Give the entries again exactly, every one of them.

(Records excerpted from a collection)
------------------------------------------------------------

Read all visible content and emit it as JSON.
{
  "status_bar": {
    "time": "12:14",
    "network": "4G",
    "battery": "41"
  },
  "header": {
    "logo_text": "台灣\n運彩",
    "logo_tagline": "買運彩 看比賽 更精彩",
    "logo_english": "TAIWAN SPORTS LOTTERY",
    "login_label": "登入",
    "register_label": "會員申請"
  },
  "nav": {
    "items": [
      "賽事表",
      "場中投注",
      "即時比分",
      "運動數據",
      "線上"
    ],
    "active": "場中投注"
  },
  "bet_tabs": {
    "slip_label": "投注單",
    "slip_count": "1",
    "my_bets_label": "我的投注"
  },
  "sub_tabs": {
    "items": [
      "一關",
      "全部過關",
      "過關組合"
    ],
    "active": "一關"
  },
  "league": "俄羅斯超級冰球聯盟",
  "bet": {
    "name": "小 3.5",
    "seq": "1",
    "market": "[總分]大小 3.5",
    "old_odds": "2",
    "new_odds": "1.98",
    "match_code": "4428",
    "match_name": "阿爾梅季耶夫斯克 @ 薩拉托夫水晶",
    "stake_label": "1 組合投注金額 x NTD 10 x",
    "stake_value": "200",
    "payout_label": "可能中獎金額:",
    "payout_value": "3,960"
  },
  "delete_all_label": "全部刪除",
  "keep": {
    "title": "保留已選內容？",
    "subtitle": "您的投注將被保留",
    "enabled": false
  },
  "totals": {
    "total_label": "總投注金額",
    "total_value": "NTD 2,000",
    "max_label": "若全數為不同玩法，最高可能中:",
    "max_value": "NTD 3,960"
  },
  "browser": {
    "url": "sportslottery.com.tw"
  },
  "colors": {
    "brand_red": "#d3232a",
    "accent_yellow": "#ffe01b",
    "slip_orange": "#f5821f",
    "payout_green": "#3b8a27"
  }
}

------------------------------------------------------------

• **Output of the task**:
Read all visible content and emit it as JSON.
{
  "status_bar": {
    "time": "12:14",
    "network": "4G",
    "battery": "41"
  },
  "header": {
    "logo_text": "台灣\n運彩",
    "logo_tagline": "買運彩 看比賽 更精彩",
    "logo_english": "TAIWAN SPORTS LOTTERY",
    "login_label": "登入",
    "register_label": "會員申請"
  },
  "nav": {
    "items": [
      "賽事表",
      "場中投注",
      "即時比分",
      "運動數據",
      "線上"
    ],
    "active": "場中投注"
  },
  "bet_tabs": {
    "slip_label": "投注單",
    "slip_count": "1",
    "my_bets_label": "我的投注"
  },
  "sub_tabs": {
    "items": [
      "一關",
      "全部過關",
      "過關組合"
    ],
    "active": "一關"
  },
  "league": "俄羅斯超級冰球聯盟",
  "bet": {
    "name": "小 3.5",
    "seq": "1",
    "market": "[總分]大小 3.5",
    "old_odds": "2",
    "new_odds": "1.98",
    "match_code": "4428",
    "match_name": "阿爾梅季耶夫斯克 @ 薩拉托夫水晶",
    "stake_label": "1 組合投注金額 x NTD 10 x",
    "stake_value": "200",
    "payout_label": "可能中獎金額:",
    "payout_value": "3,960"
  },
  "delete_all_label": "全部刪除",
  "keep": {
    "title": "保留已選內容？",
    "subtitle": "您的投注將被保留",
    "enabled": false
  },
  "totals": {
    "total_label": "總投注金額",
    "total_value": "NTD 2,000",
    "max_label": "若全數為不同玩法，最高可能中:",
    "max_value": "NTD 3,960"
  },
  "browser": {
    "url": "sportslottery.com.tw"
  },
  "colors": {
    "brand_red": "#d3232a",
    "accent_yellow": "#ffe01b",
    "slip_orange": "#f5821f",
    "payout_green": "#3b8a27"
  }
}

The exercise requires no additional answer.